Locate each line of the material that contains "sensor", then return it.

+++ Recorded data

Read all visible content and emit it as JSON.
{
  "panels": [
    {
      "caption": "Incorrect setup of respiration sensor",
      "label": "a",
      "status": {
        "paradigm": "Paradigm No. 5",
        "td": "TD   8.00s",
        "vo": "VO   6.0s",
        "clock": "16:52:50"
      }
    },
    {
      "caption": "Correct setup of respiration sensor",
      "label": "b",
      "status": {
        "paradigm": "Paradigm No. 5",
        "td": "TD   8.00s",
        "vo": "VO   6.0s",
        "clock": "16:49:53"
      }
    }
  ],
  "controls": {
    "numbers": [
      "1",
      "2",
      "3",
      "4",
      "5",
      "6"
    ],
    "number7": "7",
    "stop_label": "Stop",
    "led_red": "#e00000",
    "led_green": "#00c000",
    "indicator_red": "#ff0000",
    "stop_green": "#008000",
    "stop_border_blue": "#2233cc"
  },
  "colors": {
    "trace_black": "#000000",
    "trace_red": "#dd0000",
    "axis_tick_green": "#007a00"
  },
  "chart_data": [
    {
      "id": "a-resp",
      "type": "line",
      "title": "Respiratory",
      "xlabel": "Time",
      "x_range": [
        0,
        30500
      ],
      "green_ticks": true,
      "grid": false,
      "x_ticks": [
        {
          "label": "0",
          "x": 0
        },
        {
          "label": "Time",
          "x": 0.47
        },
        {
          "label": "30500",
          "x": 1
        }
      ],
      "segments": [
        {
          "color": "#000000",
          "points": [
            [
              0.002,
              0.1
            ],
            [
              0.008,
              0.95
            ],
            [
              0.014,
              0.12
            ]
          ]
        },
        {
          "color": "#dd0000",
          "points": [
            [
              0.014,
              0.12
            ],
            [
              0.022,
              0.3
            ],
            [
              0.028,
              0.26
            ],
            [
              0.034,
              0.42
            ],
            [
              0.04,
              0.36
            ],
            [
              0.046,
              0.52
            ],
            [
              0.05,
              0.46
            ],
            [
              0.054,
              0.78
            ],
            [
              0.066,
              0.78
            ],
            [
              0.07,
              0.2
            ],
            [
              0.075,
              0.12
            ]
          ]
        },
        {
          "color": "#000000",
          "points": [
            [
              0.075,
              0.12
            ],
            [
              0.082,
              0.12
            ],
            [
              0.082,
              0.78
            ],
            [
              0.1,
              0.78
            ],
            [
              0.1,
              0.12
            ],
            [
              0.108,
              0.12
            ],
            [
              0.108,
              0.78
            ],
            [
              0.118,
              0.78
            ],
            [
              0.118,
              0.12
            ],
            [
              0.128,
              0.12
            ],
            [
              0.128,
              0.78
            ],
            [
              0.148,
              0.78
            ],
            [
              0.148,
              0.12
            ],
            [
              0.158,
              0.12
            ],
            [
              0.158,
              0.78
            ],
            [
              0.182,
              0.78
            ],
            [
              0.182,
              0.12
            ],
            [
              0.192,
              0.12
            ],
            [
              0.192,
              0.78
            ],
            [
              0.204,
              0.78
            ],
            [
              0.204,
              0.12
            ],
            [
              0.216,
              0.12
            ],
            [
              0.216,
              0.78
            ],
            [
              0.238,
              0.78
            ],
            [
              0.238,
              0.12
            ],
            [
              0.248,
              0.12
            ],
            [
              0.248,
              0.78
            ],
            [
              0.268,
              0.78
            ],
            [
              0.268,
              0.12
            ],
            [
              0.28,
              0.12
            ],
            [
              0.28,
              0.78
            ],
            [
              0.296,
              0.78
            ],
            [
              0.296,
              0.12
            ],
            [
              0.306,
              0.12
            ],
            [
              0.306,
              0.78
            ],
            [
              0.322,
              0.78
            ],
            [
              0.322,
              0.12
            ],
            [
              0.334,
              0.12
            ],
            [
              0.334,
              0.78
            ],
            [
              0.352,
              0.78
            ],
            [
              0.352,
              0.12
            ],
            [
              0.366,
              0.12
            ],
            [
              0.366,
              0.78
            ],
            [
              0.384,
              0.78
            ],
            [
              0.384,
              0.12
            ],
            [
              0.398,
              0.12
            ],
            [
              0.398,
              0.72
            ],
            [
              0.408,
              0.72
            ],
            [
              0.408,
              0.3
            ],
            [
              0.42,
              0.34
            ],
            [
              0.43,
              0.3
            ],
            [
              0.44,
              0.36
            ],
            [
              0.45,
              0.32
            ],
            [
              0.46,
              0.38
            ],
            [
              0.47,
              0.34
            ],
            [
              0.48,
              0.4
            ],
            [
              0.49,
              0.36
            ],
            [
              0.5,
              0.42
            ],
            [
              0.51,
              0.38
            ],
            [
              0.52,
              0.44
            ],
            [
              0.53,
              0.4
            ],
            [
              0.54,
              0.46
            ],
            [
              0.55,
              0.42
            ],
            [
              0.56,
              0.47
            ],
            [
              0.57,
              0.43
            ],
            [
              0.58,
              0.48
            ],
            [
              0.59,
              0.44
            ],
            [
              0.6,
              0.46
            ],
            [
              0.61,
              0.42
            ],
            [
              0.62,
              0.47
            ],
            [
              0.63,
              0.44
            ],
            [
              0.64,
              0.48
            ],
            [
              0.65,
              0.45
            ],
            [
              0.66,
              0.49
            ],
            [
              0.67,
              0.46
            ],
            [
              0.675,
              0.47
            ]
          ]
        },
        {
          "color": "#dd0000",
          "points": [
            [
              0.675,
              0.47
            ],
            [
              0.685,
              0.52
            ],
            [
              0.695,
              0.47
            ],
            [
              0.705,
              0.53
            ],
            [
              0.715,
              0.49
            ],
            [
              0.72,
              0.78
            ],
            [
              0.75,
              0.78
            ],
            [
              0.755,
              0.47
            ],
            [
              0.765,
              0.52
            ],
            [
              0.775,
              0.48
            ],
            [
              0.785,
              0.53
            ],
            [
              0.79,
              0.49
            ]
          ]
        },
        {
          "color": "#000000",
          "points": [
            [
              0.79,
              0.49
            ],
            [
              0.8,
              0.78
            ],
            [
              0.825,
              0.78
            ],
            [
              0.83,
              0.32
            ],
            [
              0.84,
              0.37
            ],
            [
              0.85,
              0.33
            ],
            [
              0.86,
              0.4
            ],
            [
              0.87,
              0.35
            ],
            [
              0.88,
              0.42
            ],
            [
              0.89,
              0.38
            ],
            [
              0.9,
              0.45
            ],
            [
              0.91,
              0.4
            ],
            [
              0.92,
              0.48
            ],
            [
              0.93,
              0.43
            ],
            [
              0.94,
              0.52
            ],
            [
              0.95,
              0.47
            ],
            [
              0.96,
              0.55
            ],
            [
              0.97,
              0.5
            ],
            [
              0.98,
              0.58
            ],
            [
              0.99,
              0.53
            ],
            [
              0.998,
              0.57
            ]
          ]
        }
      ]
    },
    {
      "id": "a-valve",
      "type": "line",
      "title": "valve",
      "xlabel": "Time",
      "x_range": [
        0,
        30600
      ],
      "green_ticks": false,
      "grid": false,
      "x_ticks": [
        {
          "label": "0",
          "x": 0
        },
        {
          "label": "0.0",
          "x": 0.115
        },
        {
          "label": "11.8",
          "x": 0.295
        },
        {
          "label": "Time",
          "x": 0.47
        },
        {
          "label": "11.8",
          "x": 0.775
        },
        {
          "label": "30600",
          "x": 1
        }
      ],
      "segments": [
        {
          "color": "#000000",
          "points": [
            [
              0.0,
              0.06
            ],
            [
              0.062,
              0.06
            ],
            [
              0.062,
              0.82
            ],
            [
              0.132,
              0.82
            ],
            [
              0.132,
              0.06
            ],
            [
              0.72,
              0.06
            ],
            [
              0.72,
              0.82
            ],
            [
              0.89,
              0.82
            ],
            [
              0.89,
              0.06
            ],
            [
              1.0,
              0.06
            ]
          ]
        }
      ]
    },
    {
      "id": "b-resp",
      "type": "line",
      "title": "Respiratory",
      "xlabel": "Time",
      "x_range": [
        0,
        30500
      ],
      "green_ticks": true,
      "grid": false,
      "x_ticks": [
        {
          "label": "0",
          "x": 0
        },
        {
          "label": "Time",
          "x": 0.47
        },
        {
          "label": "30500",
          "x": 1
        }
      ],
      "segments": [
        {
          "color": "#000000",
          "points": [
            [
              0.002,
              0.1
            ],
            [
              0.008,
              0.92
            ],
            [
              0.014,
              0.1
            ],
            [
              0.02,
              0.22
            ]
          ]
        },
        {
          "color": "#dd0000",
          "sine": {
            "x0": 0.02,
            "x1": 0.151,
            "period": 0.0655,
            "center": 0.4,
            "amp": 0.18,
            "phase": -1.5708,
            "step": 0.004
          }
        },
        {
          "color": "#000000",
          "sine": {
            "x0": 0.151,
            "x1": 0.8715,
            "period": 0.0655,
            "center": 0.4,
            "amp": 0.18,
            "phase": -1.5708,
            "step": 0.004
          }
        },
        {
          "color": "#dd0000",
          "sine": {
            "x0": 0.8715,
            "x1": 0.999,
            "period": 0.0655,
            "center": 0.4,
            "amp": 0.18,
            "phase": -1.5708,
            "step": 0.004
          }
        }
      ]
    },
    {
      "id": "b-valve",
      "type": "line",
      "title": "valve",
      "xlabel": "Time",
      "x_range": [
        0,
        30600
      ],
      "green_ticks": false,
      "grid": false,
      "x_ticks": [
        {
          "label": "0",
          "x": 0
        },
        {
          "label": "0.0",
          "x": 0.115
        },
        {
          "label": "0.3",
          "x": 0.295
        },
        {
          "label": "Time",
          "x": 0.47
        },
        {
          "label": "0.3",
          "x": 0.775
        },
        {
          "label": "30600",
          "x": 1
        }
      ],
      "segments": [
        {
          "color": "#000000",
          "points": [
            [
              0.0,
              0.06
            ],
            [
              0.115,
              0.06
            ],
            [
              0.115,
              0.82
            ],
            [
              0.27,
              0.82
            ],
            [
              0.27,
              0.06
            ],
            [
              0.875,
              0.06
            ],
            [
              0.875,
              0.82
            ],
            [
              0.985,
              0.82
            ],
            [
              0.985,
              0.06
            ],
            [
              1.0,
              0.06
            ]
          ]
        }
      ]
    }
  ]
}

++++++

▶ Task result:
      "caption": "Incorrect setup of respiration sensor",
      "caption": "Correct setup of respiration sensor",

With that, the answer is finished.